Given exercise: Pull every line holding the string "adjusted" from the records below.

Items from a dataset
— START —
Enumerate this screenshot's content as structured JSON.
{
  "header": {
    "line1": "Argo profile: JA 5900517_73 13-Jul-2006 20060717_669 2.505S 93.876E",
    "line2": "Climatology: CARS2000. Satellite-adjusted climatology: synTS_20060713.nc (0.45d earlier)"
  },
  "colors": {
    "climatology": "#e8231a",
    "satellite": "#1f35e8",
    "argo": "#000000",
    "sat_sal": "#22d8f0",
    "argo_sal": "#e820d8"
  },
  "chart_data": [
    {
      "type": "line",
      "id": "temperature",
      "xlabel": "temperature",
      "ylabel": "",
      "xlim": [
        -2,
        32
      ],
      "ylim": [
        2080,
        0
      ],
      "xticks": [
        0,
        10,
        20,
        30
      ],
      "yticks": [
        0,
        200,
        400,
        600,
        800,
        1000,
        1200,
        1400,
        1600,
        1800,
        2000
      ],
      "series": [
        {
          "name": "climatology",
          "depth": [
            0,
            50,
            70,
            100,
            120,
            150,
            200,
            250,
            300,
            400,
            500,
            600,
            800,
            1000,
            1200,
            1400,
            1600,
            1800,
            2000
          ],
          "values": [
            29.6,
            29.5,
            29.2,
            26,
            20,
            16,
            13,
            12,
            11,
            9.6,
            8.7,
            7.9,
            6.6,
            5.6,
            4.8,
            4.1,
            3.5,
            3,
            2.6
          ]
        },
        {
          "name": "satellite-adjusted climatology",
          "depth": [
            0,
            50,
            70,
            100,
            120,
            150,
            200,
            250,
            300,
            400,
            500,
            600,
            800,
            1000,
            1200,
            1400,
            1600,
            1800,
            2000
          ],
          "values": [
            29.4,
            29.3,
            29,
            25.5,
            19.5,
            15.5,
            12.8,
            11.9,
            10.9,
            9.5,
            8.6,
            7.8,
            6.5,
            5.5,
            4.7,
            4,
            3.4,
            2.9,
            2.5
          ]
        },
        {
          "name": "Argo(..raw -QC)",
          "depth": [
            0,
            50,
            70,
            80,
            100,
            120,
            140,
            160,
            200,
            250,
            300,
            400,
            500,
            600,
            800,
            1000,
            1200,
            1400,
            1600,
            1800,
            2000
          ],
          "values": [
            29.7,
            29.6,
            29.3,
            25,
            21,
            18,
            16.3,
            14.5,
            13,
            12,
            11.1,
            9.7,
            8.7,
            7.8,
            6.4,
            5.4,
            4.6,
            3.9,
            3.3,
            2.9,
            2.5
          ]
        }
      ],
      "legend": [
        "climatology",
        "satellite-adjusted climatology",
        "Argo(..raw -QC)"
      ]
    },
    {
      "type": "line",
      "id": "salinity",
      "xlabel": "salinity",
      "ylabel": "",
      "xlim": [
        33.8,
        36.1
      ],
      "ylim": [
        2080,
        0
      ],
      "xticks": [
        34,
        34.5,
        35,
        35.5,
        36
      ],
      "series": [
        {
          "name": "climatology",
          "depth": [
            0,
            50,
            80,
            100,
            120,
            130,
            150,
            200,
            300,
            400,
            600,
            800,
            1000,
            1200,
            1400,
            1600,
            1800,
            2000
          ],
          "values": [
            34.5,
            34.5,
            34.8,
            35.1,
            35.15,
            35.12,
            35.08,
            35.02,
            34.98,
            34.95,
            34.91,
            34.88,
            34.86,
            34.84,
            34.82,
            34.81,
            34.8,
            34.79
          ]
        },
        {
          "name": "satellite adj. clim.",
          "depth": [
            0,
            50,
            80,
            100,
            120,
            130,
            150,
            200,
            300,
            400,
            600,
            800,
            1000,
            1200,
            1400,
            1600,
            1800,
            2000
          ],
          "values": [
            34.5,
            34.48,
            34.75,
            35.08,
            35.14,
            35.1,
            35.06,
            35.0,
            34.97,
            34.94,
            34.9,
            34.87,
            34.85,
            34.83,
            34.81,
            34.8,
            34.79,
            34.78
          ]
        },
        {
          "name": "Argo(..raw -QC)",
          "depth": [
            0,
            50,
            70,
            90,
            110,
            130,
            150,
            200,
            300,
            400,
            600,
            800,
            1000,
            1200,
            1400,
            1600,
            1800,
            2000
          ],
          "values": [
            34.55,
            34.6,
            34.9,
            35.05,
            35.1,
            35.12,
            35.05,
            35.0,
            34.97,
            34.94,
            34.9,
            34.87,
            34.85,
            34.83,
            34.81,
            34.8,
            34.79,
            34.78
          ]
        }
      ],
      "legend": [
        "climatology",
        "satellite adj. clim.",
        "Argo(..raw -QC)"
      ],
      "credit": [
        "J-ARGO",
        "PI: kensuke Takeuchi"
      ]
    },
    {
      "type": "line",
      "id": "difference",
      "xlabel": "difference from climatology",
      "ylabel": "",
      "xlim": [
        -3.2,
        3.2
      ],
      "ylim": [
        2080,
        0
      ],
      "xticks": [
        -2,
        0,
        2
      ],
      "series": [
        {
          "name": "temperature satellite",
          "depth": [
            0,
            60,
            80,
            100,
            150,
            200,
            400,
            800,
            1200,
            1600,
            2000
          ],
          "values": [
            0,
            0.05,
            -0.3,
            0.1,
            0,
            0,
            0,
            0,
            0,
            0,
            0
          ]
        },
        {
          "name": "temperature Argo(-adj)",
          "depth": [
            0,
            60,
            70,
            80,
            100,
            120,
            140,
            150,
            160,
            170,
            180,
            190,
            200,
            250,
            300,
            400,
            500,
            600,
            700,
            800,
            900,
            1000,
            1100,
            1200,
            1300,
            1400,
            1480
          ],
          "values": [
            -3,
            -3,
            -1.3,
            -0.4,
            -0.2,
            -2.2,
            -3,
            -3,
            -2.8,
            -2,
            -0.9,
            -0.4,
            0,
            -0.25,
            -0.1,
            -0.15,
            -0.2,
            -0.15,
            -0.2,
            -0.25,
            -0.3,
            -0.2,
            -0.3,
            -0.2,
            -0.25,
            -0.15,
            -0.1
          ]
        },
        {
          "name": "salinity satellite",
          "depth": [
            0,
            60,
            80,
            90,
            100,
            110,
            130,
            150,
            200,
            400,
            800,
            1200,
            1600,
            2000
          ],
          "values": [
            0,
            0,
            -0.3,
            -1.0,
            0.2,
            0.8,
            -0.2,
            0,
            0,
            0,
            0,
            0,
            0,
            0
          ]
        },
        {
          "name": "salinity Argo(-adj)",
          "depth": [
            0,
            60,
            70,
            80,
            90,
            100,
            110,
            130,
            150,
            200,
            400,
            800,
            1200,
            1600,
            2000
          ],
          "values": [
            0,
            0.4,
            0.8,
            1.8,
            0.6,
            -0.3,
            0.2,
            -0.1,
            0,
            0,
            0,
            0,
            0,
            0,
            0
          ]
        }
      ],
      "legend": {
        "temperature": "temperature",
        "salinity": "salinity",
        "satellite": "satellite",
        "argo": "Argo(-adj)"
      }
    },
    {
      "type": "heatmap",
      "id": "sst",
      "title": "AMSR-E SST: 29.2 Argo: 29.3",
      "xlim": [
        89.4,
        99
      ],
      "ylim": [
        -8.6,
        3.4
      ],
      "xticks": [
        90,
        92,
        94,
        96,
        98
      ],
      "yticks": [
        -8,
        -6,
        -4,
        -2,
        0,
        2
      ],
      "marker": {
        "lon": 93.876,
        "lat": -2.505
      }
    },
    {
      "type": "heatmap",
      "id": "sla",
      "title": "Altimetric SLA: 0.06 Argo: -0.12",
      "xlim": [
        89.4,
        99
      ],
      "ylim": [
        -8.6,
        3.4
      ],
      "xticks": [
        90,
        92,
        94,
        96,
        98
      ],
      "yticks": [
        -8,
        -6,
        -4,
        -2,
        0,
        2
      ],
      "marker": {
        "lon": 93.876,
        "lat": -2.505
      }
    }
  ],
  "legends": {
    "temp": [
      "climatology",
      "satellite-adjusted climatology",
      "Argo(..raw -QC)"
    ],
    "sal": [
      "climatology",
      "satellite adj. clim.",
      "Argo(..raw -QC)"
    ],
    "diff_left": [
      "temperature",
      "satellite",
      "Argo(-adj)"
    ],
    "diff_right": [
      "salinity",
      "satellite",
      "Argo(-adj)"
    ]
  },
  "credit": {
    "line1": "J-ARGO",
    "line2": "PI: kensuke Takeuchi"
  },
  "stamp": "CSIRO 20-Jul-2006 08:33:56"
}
— END —
Result for this exercise:
    "line2": "Climatology: CARS2000. Satellite-adjusted climatology: synTS_20060713.nc (0.45d earlier)"
          "name": "satellite-adjusted climatology",
        "satellite-adjusted climatology",
      "satellite-adjusted climatology",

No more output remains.